GOAL OF THE EXERCISE: Reproduce all of the data exactly, with no line skipped.

MATERIAL FOR THIS TASK:
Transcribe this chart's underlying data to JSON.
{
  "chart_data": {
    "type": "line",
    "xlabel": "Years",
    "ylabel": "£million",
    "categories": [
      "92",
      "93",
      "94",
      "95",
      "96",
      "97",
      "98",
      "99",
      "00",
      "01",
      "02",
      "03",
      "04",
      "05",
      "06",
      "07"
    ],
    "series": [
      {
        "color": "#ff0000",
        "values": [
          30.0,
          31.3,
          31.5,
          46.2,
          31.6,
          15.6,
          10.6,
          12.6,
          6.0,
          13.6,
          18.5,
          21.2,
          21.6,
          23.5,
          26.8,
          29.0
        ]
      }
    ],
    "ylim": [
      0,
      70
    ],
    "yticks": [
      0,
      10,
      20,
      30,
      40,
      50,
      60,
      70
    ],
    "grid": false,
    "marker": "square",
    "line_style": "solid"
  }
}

EXPECTED ANSWER:
Transcribe this chart's underlying data to JSON.
{
  "chart_data": {
    "type": "line",
    "xlabel": "Years",
    "ylabel": "£million",
    "categories": [
      "92",
      "93",
      "94",
      "95",
      "96",
      "97",
      "98",
      "99",
      "00",
      "01",
      "02",
      "03",
      "04",
      "05",
      "06",
      "07"
    ],
    "series": [
      {
        "color": "#ff0000",
        "values": [
          30.0,
          31.3,
          31.5,
          46.2,
          31.6,
          15.6,
          10.6,
          12.6,
          6.0,
          13.6,
          18.5,
          21.2,
          21.6,
          23.5,
          26.8,
          29.0
        ]
      }
    ],
    "ylim": [
      0,
      70
    ],
    "yticks": [
      0,
      10,
      20,
      30,
      40,
      50,
      60,
      70
    ],
    "grid": false,
    "marker": "square",
    "line_style": "solid"
  }
}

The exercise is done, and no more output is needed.